EXERCISE GOAL — Pick out each line of the records in which the word "области" appears.

── DATA FOR THIS TASK ──

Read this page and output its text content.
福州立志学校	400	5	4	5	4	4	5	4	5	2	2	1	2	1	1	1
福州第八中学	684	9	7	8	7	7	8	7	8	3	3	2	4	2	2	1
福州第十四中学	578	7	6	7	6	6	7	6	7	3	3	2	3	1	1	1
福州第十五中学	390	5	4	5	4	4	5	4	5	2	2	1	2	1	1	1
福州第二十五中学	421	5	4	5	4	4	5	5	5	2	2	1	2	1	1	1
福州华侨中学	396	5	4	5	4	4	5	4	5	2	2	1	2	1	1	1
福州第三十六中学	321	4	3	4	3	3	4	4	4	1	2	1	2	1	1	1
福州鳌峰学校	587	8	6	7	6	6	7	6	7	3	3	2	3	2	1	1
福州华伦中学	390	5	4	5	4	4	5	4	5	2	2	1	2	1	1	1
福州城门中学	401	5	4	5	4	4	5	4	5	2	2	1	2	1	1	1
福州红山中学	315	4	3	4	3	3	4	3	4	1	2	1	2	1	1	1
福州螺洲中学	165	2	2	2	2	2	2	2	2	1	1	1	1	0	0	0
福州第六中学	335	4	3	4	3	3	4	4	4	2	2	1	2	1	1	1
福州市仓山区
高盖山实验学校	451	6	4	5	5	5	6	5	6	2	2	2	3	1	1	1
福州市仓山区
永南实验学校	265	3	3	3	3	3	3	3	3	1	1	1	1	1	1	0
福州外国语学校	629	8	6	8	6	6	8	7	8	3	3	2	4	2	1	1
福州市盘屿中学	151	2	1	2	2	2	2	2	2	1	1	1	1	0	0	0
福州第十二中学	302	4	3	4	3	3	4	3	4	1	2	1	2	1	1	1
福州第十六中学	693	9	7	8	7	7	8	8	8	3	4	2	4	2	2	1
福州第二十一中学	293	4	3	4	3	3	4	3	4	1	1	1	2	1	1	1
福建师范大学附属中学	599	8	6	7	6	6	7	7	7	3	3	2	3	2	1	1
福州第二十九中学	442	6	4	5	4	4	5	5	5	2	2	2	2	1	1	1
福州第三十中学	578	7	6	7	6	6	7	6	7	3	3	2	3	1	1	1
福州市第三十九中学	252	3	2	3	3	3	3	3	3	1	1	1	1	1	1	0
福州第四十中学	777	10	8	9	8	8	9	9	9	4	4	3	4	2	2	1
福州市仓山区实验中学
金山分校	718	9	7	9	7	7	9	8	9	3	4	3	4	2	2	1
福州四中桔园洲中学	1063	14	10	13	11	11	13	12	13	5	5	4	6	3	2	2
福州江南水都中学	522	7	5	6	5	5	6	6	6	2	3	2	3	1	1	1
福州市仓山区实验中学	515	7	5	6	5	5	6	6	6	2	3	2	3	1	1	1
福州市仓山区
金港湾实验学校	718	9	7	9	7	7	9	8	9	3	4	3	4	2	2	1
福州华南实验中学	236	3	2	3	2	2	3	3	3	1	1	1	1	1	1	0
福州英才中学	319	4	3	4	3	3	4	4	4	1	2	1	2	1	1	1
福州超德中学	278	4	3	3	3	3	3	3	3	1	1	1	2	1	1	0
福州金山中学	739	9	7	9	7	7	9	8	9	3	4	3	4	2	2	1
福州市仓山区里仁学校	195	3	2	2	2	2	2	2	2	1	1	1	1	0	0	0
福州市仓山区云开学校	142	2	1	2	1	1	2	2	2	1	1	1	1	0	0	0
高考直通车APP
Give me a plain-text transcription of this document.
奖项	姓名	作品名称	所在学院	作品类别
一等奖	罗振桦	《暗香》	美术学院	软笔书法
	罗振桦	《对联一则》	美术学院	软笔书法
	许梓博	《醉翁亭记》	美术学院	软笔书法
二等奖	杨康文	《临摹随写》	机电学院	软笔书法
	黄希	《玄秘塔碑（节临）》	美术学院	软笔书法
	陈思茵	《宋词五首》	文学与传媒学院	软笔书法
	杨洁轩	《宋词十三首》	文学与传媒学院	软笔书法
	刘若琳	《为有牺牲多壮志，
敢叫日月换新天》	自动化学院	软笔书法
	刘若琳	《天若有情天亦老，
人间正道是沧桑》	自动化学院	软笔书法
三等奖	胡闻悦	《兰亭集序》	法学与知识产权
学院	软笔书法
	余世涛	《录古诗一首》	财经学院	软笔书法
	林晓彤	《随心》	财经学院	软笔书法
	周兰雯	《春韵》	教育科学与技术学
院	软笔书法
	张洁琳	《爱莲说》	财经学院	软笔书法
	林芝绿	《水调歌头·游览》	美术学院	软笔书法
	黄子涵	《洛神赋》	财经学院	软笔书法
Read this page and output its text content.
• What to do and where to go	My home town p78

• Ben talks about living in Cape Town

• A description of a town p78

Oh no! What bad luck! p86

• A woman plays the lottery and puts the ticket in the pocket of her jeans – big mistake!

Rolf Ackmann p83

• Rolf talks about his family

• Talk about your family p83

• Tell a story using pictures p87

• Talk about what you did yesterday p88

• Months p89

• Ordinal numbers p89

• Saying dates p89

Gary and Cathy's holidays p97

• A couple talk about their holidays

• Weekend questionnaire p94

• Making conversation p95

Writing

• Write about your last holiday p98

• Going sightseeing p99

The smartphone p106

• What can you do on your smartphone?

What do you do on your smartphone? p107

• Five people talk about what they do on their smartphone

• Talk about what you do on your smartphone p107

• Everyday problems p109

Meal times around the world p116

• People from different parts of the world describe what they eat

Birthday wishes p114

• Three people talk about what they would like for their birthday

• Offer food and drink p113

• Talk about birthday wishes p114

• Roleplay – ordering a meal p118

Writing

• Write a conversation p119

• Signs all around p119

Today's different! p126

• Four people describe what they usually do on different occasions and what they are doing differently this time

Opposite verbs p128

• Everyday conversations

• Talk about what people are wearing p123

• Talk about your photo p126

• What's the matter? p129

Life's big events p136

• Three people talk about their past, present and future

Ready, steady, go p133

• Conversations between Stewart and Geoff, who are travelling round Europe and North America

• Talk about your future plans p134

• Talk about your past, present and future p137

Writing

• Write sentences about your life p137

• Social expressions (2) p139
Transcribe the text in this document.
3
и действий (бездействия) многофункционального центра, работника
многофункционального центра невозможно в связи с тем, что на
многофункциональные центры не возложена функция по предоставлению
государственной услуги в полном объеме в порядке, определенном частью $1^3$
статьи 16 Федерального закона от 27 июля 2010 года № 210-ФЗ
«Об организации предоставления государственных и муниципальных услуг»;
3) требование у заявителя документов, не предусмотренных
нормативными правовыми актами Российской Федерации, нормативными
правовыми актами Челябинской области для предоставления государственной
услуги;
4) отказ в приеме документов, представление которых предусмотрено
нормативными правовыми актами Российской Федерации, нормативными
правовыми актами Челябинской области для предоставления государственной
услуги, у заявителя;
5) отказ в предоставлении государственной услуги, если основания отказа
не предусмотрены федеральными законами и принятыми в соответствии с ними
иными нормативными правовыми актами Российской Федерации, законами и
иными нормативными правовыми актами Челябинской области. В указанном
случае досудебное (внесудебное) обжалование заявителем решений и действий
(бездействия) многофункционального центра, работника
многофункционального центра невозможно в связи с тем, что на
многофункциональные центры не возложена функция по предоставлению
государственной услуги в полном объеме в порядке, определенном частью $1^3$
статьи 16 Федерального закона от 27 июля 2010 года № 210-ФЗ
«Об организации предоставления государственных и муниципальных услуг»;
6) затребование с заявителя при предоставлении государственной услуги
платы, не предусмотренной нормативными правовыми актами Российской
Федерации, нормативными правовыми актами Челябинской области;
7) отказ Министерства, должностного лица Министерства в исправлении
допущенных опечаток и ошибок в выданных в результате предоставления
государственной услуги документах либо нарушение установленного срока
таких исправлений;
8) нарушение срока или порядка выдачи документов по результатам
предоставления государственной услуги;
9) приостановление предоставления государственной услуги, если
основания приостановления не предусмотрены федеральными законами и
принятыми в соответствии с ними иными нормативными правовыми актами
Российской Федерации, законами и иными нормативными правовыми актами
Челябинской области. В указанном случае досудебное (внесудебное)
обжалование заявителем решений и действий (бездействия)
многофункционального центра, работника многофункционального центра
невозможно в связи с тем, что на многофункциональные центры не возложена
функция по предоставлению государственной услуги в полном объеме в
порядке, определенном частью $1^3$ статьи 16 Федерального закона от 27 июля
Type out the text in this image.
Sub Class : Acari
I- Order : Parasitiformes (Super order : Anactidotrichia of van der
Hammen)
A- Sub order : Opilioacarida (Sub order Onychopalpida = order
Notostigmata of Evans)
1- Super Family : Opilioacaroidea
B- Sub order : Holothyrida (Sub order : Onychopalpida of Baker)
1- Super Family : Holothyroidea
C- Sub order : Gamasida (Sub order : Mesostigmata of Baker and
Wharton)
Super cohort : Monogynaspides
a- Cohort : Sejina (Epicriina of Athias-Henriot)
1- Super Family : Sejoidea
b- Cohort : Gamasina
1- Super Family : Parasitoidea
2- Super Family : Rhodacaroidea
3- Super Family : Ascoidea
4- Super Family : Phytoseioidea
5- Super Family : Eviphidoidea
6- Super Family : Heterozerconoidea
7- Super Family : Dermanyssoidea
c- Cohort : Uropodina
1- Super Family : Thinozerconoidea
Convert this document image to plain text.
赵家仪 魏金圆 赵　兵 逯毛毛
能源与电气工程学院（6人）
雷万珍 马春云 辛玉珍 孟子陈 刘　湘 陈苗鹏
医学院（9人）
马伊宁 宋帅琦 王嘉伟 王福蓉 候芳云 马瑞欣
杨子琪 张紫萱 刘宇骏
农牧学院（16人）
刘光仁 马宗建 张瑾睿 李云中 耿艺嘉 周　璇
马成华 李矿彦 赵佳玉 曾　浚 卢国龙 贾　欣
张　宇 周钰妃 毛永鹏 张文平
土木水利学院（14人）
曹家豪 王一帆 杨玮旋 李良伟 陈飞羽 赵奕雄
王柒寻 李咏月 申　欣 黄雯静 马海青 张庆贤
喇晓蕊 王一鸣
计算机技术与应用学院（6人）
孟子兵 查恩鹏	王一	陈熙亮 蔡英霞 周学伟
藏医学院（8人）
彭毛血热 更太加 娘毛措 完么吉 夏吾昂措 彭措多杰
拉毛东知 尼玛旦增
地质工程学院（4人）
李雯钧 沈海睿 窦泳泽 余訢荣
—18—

───

SOLUTION TO THIS EXERCISE —
правовыми актами Челябинской области для предоставления государственной
правовыми актами Челябинской области для предоставления государственной
иными нормативными правовыми актами Челябинской области. В указанном
Федерации, нормативными правовыми актами Челябинской области;
Челябинской области. В указанном случае досудебное (внесудебное)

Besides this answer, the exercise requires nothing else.